--- BEGIN Source document ---

# Whose bandwagon are you on in this draft?



## Nevus (Jun 3, 2003)

Personally I am on the Luke Jackson bandwagon.


----------



## futuristxen (Jun 26, 2003)

I'm on two bandwagons, Luke Jackson and Sebastian Telfair's.


----------



## GNG (Aug 17, 2002)

Al Jefferson's and Ben Gordon's.


----------



## h-town Mike (Jun 5, 2004)

Dorrell Wright
Al Jefferson
Devin Harris

then a couple second rounders


----------



## digital jello (Jan 10, 2003)

I like Luke Jackson and Andre Iguodola.


----------



## texan (Jul 10, 2003)

I like Josh Smith, Devin Harris, Kirk Snyder, Romain Sato and Antonio Burks(my pick for biggest steal).


----------



## Charlotte_______ (May 18, 2003)

Ive BEEN on the Luke Jackson badnwagon. and I like Andris and Iguodala.


----------



## Kezersoze (Mar 3, 2004)

Luke Jackson/Okafor and maybe Howard.


----------



## WhoDaBest23 (Apr 16, 2003)

Josh Childress
Sebastian Telfair
Ben Gordon
Andre Iguodala
Dorell Wright


----------



## Coatesvillain (Jul 17, 2002)

Andre Iguodala, and Josh Smith. Now if only one of these two could drop to the Sixers. :gopray:


----------



## MarioChalmers (Mar 26, 2004)

Jameer Nelson


----------



## AMR (Oct 5, 2003)

Josh Smith


----------



## BagFullOTreez (Apr 6, 2003)

Im an Andre Igouldala fan personally. I hope he doesn't fall to the sixers though. That would suck.


----------



## Ben1 (May 20, 2003)

Telfair's and Deng's.


----------



## AdamIllman (May 12, 2003)

i personally like biedrins and snyder's games


----------



## Amareca (Oct 21, 2002)

Josh Smith and Andre Iguodala.


----------



## MentalPowerHouse (Oct 9, 2003)

Beirdins and Harris


----------



## theBirdman (Jun 20, 2003)

Snyder, Jefferson.


----------



## Hawks4ever (Jun 6, 2002)

Josh Smith


----------



## wild_style (Feb 26, 2004)

Telfair and Okafor


----------



## Allen Iverson (Nov 29, 2002)

Al Jefferson


----------



## rebelsun (Nov 25, 2003)

--- END Source document ---
--- BEGIN Extracted records ---

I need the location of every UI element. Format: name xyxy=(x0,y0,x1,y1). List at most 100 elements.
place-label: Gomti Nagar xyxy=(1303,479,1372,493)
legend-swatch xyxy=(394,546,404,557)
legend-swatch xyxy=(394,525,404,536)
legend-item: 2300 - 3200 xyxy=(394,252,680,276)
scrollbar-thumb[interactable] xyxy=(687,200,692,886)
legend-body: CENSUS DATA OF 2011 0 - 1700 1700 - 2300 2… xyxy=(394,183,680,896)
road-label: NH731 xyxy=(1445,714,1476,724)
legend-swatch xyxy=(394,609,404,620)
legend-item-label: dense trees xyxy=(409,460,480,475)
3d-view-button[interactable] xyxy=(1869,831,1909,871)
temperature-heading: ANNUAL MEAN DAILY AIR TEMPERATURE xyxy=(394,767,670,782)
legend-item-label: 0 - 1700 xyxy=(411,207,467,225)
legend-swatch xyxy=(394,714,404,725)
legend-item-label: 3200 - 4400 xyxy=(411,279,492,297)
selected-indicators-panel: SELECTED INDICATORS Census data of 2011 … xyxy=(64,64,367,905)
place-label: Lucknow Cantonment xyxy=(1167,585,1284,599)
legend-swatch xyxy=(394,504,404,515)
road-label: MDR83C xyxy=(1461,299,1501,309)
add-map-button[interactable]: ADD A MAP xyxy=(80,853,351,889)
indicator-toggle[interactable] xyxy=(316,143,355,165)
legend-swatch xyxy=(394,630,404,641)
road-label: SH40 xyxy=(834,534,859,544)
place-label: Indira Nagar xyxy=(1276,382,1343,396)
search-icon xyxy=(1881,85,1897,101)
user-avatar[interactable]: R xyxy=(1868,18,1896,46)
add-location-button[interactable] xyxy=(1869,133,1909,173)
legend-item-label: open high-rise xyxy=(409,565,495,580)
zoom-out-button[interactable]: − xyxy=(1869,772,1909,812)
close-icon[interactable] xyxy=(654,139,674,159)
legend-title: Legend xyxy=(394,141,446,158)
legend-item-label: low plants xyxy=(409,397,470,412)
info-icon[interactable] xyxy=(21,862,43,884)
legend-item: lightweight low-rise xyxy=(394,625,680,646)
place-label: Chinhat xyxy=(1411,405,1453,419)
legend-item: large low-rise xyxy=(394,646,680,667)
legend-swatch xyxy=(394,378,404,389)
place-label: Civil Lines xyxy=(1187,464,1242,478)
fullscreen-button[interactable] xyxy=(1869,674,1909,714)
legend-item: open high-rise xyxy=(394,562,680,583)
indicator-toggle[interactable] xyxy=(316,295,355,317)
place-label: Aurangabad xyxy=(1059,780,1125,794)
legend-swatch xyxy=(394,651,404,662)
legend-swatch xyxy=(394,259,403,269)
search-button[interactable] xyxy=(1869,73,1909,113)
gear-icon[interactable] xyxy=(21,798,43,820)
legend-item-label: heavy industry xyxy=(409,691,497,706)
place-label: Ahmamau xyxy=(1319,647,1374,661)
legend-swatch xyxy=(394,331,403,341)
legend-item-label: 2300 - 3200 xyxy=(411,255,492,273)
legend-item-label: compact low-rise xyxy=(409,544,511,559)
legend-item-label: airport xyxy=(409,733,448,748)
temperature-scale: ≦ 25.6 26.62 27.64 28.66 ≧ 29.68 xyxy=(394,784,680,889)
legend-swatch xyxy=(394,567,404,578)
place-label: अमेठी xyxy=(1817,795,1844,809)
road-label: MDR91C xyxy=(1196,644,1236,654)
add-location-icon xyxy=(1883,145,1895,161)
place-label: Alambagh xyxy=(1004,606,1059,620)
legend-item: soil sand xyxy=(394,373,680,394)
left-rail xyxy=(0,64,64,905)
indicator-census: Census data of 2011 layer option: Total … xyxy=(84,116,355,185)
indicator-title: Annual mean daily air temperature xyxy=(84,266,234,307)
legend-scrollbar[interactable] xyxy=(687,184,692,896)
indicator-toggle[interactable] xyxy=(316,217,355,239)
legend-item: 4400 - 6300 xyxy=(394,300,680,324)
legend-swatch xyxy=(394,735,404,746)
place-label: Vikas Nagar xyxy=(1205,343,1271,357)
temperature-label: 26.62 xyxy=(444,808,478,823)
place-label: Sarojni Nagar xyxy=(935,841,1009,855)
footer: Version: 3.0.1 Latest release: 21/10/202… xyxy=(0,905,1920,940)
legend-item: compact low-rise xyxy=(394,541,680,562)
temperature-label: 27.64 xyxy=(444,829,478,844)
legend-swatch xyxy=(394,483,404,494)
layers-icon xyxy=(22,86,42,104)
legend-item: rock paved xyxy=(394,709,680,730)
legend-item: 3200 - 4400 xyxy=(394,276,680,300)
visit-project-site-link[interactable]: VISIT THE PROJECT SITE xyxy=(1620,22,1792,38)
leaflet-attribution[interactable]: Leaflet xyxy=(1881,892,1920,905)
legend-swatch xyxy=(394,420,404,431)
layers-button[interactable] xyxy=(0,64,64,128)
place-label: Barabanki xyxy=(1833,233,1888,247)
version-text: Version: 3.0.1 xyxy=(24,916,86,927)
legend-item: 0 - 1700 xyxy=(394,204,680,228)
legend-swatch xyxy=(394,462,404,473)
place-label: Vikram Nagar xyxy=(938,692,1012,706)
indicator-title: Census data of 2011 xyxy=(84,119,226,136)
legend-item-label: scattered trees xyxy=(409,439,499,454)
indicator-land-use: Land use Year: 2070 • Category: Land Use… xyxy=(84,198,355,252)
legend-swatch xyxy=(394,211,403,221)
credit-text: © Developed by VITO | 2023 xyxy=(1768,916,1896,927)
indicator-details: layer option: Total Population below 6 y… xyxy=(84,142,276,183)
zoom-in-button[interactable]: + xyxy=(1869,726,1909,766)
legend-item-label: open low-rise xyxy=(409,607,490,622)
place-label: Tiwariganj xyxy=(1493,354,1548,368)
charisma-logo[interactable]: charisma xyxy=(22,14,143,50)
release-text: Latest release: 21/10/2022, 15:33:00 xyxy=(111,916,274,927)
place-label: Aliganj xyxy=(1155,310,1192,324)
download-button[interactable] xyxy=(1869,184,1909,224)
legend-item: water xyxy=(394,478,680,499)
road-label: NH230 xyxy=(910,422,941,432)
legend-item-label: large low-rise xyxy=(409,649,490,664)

--- END Extracted records ---

Problem description: Copy part of the draft thread word for word. Start at the words "Im an Andre" and end after the words "Telfair's and Deng's.". The records above are separate material and have no connection to the draft thread.

The solution:
Im an Andre Igouldala fan personally. I hope he doesn't fall to the sixers though. That would suck.


----------



## Ben1 (May 20, 2003)

Telfair's and Deng's.